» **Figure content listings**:

-.-.-

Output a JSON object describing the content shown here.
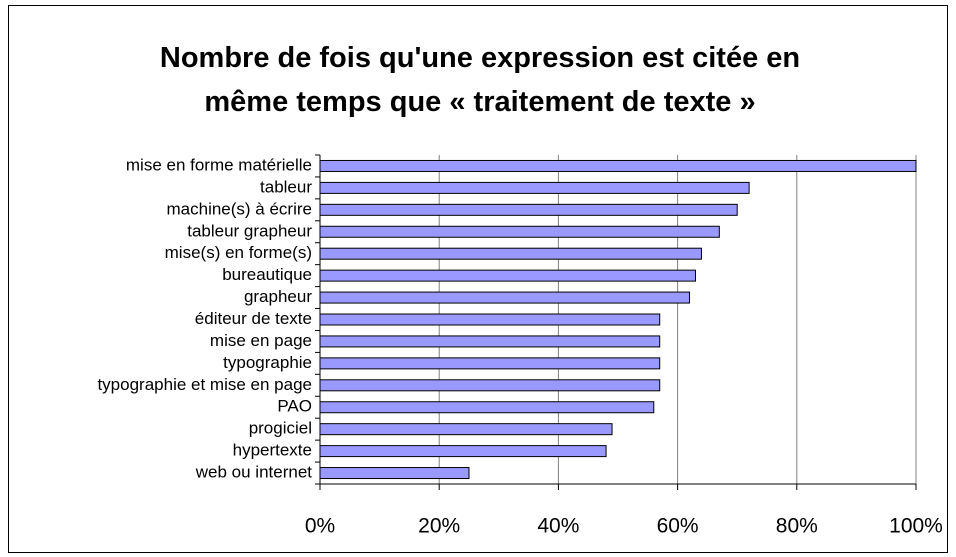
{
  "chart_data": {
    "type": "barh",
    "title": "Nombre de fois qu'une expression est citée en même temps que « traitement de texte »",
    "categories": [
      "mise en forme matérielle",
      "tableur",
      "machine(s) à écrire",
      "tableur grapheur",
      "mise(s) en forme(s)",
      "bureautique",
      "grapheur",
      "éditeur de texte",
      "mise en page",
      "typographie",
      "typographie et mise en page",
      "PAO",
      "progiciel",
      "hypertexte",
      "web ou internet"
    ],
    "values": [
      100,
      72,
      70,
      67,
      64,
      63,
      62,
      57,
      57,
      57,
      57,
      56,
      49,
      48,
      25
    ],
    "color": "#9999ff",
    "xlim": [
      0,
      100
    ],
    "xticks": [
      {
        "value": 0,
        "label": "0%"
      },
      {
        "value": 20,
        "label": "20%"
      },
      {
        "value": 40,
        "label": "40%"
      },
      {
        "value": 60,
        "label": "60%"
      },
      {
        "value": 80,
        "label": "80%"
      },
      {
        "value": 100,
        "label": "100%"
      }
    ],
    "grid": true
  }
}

-.-.-

Go through the entries above and print each one exactly, minus the pictures.

» **THE OUTPUT**:
Output a JSON object describing the content shown here.
{
  "chart_data": {
    "type": "barh",
    "title": "Nombre de fois qu'une expression est citée en même temps que « traitement de texte »",
    "categories": [
      "mise en forme matérielle",
      "tableur",
      "machine(s) à écrire",
      "tableur grapheur",
      "mise(s) en forme(s)",
      "bureautique",
      "grapheur",
      "éditeur de texte",
      "mise en page",
      "typographie",
      "typographie et mise en page",
      "PAO",
      "progiciel",
      "hypertexte",
      "web ou internet"
    ],
    "values": [
      100,
      72,
      70,
      67,
      64,
      63,
      62,
      57,
      57,
      57,
      57,
      56,
      49,
      48,
      25
    ],
    "color": "#9999ff",
    "xlim": [
      0,
      100
    ],
    "xticks": [
      {
        "value": 0,
        "label": "0%"
      },
      {
        "value": 20,
        "label": "20%"
      },
      {
        "value": 40,
        "label": "40%"
      },
      {
        "value": 60,
        "label": "60%"
      },
      {
        "value": 80,
        "label": "80%"
      },
      {
        "value": 100,
        "label": "100%"
      }
    ],
    "grid": true
  }
}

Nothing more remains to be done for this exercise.